■ **AIM OF THE EXERCISE**:
Type out the records that follow, exactly as given.

■ **DATA LISTING**:
>> begin

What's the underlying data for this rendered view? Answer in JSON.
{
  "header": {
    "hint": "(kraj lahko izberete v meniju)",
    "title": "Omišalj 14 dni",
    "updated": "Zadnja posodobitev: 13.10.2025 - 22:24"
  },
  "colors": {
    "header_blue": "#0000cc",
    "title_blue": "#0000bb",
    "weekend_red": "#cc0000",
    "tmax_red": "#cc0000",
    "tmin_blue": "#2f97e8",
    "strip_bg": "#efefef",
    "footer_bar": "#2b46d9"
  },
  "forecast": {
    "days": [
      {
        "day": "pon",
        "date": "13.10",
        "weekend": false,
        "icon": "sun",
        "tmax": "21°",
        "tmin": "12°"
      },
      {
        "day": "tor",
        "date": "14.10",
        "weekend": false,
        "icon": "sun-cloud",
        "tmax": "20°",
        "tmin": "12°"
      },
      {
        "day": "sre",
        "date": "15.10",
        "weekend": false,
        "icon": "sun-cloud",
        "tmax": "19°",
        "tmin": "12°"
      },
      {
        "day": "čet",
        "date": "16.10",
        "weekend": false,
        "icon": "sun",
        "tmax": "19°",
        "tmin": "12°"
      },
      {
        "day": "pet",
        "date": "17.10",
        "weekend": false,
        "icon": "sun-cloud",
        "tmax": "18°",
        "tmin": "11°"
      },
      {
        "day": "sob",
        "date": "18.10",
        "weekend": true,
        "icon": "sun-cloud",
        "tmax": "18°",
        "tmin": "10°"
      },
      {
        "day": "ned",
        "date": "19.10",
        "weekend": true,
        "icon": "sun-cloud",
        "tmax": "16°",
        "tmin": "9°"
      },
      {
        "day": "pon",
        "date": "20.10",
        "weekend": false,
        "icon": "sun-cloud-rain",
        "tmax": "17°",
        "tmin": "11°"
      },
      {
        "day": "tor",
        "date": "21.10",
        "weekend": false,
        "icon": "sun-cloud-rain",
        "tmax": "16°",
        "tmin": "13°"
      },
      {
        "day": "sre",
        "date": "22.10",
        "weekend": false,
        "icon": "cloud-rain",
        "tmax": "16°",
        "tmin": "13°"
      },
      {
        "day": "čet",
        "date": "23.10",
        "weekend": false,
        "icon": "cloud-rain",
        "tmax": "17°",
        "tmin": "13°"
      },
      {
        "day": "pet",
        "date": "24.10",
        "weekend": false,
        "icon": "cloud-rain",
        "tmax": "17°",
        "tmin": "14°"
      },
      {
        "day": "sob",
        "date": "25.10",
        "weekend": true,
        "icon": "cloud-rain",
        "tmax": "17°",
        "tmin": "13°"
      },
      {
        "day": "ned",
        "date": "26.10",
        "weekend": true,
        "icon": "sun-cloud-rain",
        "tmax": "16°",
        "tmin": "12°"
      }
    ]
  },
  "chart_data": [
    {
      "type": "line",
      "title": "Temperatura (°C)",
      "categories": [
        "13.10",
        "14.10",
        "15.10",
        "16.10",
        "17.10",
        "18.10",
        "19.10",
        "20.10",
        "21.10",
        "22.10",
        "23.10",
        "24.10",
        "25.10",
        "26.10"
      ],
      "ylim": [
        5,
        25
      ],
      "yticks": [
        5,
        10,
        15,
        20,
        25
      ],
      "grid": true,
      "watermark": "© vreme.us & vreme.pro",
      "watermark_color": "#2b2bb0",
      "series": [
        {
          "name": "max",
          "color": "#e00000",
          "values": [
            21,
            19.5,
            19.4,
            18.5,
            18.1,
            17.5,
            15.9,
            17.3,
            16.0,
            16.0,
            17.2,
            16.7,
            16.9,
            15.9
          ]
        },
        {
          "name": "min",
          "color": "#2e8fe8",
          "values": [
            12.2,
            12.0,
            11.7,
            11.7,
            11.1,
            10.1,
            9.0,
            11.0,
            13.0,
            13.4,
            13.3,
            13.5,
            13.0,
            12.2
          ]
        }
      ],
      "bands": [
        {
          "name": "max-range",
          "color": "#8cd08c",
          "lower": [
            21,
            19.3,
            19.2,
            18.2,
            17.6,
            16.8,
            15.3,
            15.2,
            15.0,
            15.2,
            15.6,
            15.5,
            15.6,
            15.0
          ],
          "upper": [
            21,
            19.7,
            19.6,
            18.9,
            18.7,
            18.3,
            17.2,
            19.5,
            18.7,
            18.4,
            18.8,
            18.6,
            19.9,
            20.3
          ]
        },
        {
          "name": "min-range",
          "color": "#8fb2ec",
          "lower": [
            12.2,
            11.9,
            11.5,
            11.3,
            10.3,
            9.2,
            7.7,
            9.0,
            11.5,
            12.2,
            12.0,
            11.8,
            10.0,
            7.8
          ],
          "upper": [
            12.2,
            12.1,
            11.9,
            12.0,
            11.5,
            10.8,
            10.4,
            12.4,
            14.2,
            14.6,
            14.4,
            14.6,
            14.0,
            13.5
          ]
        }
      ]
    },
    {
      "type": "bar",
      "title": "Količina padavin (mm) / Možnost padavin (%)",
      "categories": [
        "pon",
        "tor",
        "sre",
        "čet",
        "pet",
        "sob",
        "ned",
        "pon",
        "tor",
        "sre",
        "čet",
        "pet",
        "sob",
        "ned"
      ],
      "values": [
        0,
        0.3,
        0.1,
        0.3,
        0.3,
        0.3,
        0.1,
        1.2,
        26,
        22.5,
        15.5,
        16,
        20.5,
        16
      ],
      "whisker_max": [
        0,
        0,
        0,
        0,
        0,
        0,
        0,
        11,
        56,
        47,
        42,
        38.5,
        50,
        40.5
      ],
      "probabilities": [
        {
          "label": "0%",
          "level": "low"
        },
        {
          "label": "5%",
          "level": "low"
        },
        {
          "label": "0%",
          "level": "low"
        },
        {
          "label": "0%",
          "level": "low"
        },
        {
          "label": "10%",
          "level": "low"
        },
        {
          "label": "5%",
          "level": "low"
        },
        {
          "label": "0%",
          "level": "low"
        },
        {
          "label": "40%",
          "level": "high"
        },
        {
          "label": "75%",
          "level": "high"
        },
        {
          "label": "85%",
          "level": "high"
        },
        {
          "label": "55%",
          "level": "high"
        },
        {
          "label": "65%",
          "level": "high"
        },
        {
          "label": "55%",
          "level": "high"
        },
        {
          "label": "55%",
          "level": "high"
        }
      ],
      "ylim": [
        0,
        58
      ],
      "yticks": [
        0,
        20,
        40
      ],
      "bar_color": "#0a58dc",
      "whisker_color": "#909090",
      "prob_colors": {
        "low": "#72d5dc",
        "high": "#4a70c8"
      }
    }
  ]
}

>> end

■ **FULL RESPONSE**:
What's the underlying data for this rendered view? Answer in JSON.
{
  "header": {
    "hint": "(kraj lahko izberete v meniju)",
    "title": "Omišalj 14 dni",
    "updated": "Zadnja posodobitev: 13.10.2025 - 22:24"
  },
  "colors": {
    "header_blue": "#0000cc",
    "title_blue": "#0000bb",
    "weekend_red": "#cc0000",
    "tmax_red": "#cc0000",
    "tmin_blue": "#2f97e8",
    "strip_bg": "#efefef",
    "footer_bar": "#2b46d9"
  },
  "forecast": {
    "days": [
      {
        "day": "pon",
        "date": "13.10",
        "weekend": false,
        "icon": "sun",
        "tmax": "21°",
        "tmin": "12°"
      },
      {
        "day": "tor",
        "date": "14.10",
        "weekend": false,
        "icon": "sun-cloud",
        "tmax": "20°",
        "tmin": "12°"
      },
      {
        "day": "sre",
        "date": "15.10",
        "weekend": false,
        "icon": "sun-cloud",
        "tmax": "19°",
        "tmin": "12°"
      },
      {
        "day": "čet",
        "date": "16.10",
        "weekend": false,
        "icon": "sun",
        "tmax": "19°",
        "tmin": "12°"
      },
      {
        "day": "pet",
        "date": "17.10",
        "weekend": false,
        "icon": "sun-cloud",
        "tmax": "18°",
        "tmin": "11°"
      },
      {
        "day": "sob",
        "date": "18.10",
        "weekend": true,
        "icon": "sun-cloud",
        "tmax": "18°",
        "tmin": "10°"
      },
      {
        "day": "ned",
        "date": "19.10",
        "weekend": true,
        "icon": "sun-cloud",
        "tmax": "16°",
        "tmin": "9°"
      },
      {
        "day": "pon",
        "date": "20.10",
        "weekend": false,
        "icon": "sun-cloud-rain",
        "tmax": "17°",
        "tmin": "11°"
      },
      {
        "day": "tor",
        "date": "21.10",
        "weekend": false,
        "icon": "sun-cloud-rain",
        "tmax": "16°",
        "tmin": "13°"
      },
      {
        "day": "sre",
        "date": "22.10",
        "weekend": false,
        "icon": "cloud-rain",
        "tmax": "16°",
        "tmin": "13°"
      },
      {
        "day": "čet",
        "date": "23.10",
        "weekend": false,
        "icon": "cloud-rain",
        "tmax": "17°",
        "tmin": "13°"
      },
      {
        "day": "pet",
        "date": "24.10",
        "weekend": false,
        "icon": "cloud-rain",
        "tmax": "17°",
        "tmin": "14°"
      },
      {
        "day": "sob",
        "date": "25.10",
        "weekend": true,
        "icon": "cloud-rain",
        "tmax": "17°",
        "tmin": "13°"
      },
      {
        "day": "ned",
        "date": "26.10",
        "weekend": true,
        "icon": "sun-cloud-rain",
        "tmax": "16°",
        "tmin": "12°"
      }
    ]
  },
  "chart_data": [
    {
      "type": "line",
      "title": "Temperatura (°C)",
      "categories": [
        "13.10",
        "14.10",
        "15.10",
        "16.10",
        "17.10",
        "18.10",
        "19.10",
        "20.10",
        "21.10",
        "22.10",
        "23.10",
        "24.10",
        "25.10",
        "26.10"
      ],
      "ylim": [
        5,
        25
      ],
      "yticks": [
        5,
        10,
        15,
        20,
        25
      ],
      "grid": true,
      "watermark": "© vreme.us & vreme.pro",
      "watermark_color": "#2b2bb0",
      "series": [
        {
          "name": "max",
          "color": "#e00000",
          "values": [
            21,
            19.5,
            19.4,
            18.5,
            18.1,
            17.5,
            15.9,
            17.3,
            16.0,
            16.0,
            17.2,
            16.7,
            16.9,
            15.9
          ]
        },
        {
          "name": "min",
          "color": "#2e8fe8",
          "values": [
            12.2,
            12.0,
            11.7,
            11.7,
            11.1,
            10.1,
            9.0,
            11.0,
            13.0,
            13.4,
            13.3,
            13.5,
            13.0,
            12.2
          ]
        }
      ],
      "bands": [
        {
          "name": "max-range",
          "color": "#8cd08c",
          "lower": [
            21,
            19.3,
            19.2,
            18.2,
            17.6,
            16.8,
            15.3,
            15.2,
            15.0,
            15.2,
            15.6,
            15.5,
            15.6,
            15.0
          ],
          "upper": [
            21,
            19.7,
            19.6,
            18.9,
            18.7,
            18.3,
            17.2,
            19.5,
            18.7,
            18.4,
            18.8,
            18.6,
            19.9,
            20.3
          ]
        },
        {
          "name": "min-range",
          "color": "#8fb2ec",
          "lower": [
            12.2,
            11.9,
            11.5,
            11.3,
            10.3,
            9.2,
            7.7,
            9.0,
            11.5,
            12.2,
            12.0,
            11.8,
            10.0,
            7.8
          ],
          "upper": [
            12.2,
            12.1,
            11.9,
            12.0,
            11.5,
            10.8,
            10.4,
            12.4,
            14.2,
            14.6,
            14.4,
            14.6,
            14.0,
            13.5
          ]
        }
      ]
    },
    {
      "type": "bar",
      "title": "Količina padavin (mm) / Možnost padavin (%)",
      "categories": [
        "pon",
        "tor",
        "sre",
        "čet",
        "pet",
        "sob",
        "ned",
        "pon",
        "tor",
        "sre",
        "čet",
        "pet",
        "sob",
        "ned"
      ],
      "values": [
        0,
        0.3,
        0.1,
        0.3,
        0.3,
        0.3,
        0.1,
        1.2,
        26,
        22.5,
        15.5,
        16,
        20.5,
        16
      ],
      "whisker_max": [
        0,
        0,
        0,
        0,
        0,
        0,
        0,
        11,
        56,
        47,
        42,
        38.5,
        50,
        40.5
      ],
      "probabilities": [
        {
          "label": "0%",
          "level": "low"
        },
        {
          "label": "5%",
          "level": "low"
        },
        {
          "label": "0%",
          "level": "low"
        },
        {
          "label": "0%",
          "level": "low"
        },
        {
          "label": "10%",
          "level": "low"
        },
        {
          "label": "5%",
          "level": "low"
        },
        {
          "label": "0%",
          "level": "low"
        },
        {
          "label": "40%",
          "level": "high"
        },
        {
          "label": "75%",
          "level": "high"
        },
        {
          "label": "85%",
          "level": "high"
        },
        {
          "label": "55%",
          "level": "high"
        },
        {
          "label": "65%",
          "level": "high"
        },
        {
          "label": "55%",
          "level": "high"
        },
        {
          "label": "55%",
          "level": "high"
        }
      ],
      "ylim": [
        0,
        58
      ],
      "yticks": [
        0,
        20,
        40
      ],
      "bar_color": "#0a58dc",
      "whisker_color": "#909090",
      "prob_colors": {
        "low": "#72d5dc",
        "high": "#4a70c8"
      }
    }
  ]
}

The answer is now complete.